#### [Exercise]
Give the count of lines in the data that include "name", with no other words.

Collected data
★ ★ ★ ★ ★
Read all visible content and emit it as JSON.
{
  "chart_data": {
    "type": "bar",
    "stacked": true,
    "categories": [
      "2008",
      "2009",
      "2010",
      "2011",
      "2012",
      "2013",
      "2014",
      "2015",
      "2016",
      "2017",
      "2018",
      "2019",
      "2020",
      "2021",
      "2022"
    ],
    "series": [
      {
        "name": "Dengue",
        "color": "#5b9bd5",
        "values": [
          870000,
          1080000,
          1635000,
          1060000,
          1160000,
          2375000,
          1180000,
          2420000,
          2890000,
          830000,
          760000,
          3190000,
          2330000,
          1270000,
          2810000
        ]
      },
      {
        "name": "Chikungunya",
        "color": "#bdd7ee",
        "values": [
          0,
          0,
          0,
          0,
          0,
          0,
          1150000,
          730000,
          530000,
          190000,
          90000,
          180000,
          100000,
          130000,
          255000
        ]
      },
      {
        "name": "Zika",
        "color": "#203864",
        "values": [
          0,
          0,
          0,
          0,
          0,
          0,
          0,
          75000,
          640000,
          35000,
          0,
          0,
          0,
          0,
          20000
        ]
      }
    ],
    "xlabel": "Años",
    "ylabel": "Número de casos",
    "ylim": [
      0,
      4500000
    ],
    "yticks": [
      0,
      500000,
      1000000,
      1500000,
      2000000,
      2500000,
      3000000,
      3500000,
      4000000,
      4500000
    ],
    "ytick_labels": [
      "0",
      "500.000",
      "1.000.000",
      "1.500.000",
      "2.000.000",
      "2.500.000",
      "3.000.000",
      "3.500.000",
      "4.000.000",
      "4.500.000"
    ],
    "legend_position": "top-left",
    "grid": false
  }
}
★ ★ ★ ★ ★
#### [Finished answer]
3